[Entries taken from a collection]
━━━━━━━━━━

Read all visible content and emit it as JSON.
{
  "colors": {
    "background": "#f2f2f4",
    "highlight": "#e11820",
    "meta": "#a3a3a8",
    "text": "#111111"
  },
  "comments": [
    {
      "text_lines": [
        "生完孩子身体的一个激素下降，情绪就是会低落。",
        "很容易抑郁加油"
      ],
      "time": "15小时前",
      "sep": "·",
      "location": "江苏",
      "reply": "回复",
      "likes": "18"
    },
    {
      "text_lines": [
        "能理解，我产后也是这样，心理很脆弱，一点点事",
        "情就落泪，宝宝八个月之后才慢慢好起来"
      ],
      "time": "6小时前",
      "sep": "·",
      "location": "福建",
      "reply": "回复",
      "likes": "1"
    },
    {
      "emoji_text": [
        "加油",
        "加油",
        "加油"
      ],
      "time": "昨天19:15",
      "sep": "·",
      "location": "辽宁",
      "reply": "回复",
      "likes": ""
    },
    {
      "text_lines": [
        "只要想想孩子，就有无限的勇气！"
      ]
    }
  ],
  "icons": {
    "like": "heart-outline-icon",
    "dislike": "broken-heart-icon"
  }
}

━━━━━━━━━━

Transcribe the data. Leave every line exactly as it is.

FULL OUTPUT —
Read all visible content and emit it as JSON.
{
  "colors": {
    "background": "#f2f2f4",
    "highlight": "#e11820",
    "meta": "#a3a3a8",
    "text": "#111111"
  },
  "comments": [
    {
      "text_lines": [
        "生完孩子身体的一个激素下降，情绪就是会低落。",
        "很容易抑郁加油"
      ],
      "time": "15小时前",
      "sep": "·",
      "location": "江苏",
      "reply": "回复",
      "likes": "18"
    },
    {
      "text_lines": [
        "能理解，我产后也是这样，心理很脆弱，一点点事",
        "情就落泪，宝宝八个月之后才慢慢好起来"
      ],
      "time": "6小时前",
      "sep": "·",
      "location": "福建",
      "reply": "回复",
      "likes": "1"
    },
    {
      "emoji_text": [
        "加油",
        "加油",
        "加油"
      ],
      "time": "昨天19:15",
      "sep": "·",
      "location": "辽宁",
      "reply": "回复",
      "likes": ""
    },
    {
      "text_lines": [
        "只要想想孩子，就有无限的勇气！"
      ]
    }
  ],
  "icons": {
    "like": "heart-outline-icon",
    "dislike": "broken-heart-icon"
  }
}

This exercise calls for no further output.